§ Challenge 1:
According to the post, where was the writer standing when God's still small voice spoke clearly?

[start of Page]

Sunday, November 14, 2010

Testimony in Progress

It's hard to be a testimony in progress. It requires a lot of faith to share something you're struggling with and haven't yet found victory in. You have to have the faith to say "Even though I'm mired down in the middle of the bog, I'm believing that God knows the outcome of this situation and it's safe to give him the glory for it in advance." 

There was a time last spring where I was ungrateful, discontent and bitter. I was dissatisfied with my life and was closely examining every aspect of it, trying to figure out how I was going to fix it. I was praying for my marriage, but I was angry with God and my faith was lukewarm, so my prayers were almost a challenge. Sort of like "I don't think you can fix this, but you're welcome to try." I challenged Him while I was standing in the laundry room knee deep in dirt-encrusted blue jeans and stinky socks, and in that moment I heard God's still small voice speak very clearly. 

 He said "I am able to do exceedingly, abundantly, more than you ask or imagine." Eph 3:20

He said "come to me, all you who are weary and carry heavy burdens, and I will give you rest." Matt 11:28

He said "you can do all things through Christ, for he gives you strength." Phil 4:13

He said "take captive every thought, and make it obedient to Christ." 2 Cor 10:5


Those words, and meeting with Godly women who allowed me to be transparent without judgement, is what set me free. 

This year I learned that my marriage is a gift, and when I treat it as anything less I become the bratty kid who tears open a present and then shrieks "This isn't what I wanted! You got it wrong; where's the receipt so I can return it?"

[end of Page]
[start of Data shown]

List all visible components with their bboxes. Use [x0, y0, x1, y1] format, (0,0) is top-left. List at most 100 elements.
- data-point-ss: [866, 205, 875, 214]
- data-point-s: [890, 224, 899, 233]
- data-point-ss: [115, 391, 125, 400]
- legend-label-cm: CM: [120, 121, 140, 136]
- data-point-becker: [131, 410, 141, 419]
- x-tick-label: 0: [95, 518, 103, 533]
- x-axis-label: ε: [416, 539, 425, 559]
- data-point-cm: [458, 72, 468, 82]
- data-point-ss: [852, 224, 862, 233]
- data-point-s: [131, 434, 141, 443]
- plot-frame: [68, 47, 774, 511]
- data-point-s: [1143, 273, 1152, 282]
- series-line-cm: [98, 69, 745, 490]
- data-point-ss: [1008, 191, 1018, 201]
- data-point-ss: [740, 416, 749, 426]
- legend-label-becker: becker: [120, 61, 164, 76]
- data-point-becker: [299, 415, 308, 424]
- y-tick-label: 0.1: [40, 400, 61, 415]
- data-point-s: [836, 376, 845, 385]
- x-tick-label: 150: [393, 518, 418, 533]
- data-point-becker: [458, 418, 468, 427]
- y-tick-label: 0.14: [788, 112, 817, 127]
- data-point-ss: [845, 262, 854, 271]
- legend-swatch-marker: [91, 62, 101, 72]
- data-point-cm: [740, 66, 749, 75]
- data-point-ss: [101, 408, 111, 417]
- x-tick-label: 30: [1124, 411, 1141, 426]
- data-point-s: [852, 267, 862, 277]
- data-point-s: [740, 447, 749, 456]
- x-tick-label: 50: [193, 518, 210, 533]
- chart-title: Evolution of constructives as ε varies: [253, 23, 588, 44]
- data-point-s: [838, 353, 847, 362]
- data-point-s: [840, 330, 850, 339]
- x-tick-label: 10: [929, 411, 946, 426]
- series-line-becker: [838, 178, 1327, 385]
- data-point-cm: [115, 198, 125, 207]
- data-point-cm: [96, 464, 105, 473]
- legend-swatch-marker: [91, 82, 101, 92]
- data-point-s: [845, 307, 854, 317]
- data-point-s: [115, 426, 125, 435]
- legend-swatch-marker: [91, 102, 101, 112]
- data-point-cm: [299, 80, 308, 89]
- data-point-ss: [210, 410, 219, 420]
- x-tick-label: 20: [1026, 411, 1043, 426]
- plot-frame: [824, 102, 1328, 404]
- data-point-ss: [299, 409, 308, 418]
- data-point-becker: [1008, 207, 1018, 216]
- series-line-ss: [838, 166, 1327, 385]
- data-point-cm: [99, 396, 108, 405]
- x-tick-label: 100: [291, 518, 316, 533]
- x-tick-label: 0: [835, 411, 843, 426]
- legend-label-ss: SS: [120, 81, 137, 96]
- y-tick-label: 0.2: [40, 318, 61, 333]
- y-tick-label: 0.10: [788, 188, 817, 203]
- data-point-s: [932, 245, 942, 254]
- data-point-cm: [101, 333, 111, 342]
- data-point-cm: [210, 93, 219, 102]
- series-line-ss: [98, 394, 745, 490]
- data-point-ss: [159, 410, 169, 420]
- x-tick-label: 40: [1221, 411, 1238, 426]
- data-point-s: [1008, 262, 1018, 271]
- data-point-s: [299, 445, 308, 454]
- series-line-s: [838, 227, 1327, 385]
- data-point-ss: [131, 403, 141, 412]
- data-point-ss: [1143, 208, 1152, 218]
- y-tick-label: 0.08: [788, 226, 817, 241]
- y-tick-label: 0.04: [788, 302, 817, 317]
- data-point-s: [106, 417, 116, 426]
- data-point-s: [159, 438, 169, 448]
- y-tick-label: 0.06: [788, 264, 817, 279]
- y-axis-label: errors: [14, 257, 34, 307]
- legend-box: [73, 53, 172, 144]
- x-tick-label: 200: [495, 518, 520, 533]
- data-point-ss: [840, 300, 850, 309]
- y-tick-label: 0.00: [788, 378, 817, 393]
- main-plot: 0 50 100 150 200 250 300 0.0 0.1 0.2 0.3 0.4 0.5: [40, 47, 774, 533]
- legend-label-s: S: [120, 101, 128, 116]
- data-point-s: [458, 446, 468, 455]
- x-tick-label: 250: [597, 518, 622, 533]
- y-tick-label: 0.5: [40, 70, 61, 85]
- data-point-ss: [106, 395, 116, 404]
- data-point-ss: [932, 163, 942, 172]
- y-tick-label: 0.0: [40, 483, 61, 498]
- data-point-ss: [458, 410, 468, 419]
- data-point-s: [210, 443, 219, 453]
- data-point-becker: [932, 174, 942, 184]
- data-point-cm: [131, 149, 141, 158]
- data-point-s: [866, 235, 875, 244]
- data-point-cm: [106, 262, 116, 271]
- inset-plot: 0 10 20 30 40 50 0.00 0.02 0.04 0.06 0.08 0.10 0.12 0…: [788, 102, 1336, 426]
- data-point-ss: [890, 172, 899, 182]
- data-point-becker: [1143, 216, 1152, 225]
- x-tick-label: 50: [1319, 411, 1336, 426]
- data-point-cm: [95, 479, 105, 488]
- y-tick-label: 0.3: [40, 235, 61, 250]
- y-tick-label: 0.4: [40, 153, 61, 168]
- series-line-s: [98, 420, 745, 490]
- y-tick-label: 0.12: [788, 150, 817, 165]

[end of Data shown]

§ Challenge 2:
Copy the part of the rows that opens with the first row and closes with the line containing "- x-tick-label: 10: [929, 411, 946, 426]", both ends included.

§ Exercise response 1:
In the laundry room.

§ Exercise response 2:
List all visible components with their bboxes. Use [x0, y0, x1, y1] format, (0,0) is top-left. List at most 100 elements.
- data-point-ss: [866, 205, 875, 214]
- data-point-s: [890, 224, 899, 233]
- data-point-ss: [115, 391, 125, 400]
- legend-label-cm: CM: [120, 121, 140, 136]
- data-point-becker: [131, 410, 141, 419]
- x-tick-label: 0: [95, 518, 103, 533]
- x-axis-label: ε: [416, 539, 425, 559]
- data-point-cm: [458, 72, 468, 82]
- data-point-ss: [852, 224, 862, 233]
- data-point-s: [131, 434, 141, 443]
- plot-frame: [68, 47, 774, 511]
- data-point-s: [1143, 273, 1152, 282]
- series-line-cm: [98, 69, 745, 490]
- data-point-ss: [1008, 191, 1018, 201]
- data-point-ss: [740, 416, 749, 426]
- legend-label-becker: becker: [120, 61, 164, 76]
- data-point-becker: [299, 415, 308, 424]
- y-tick-label: 0.1: [40, 400, 61, 415]
- data-point-s: [836, 376, 845, 385]
- x-tick-label: 150: [393, 518, 418, 533]
- data-point-becker: [458, 418, 468, 427]
- y-tick-label: 0.14: [788, 112, 817, 127]
- data-point-ss: [845, 262, 854, 271]
- legend-swatch-marker: [91, 62, 101, 72]
- data-point-cm: [740, 66, 749, 75]
- data-point-ss: [101, 408, 111, 417]
- x-tick-label: 30: [1124, 411, 1141, 426]
- data-point-s: [852, 267, 862, 277]
- data-point-s: [740, 447, 749, 456]
- x-tick-label: 50: [193, 518, 210, 533]
- chart-title: Evolution of constructives as ε varies: [253, 23, 588, 44]
- data-point-s: [838, 353, 847, 362]
- data-point-s: [840, 330, 850, 339]
- x-tick-label: 10: [929, 411, 946, 426]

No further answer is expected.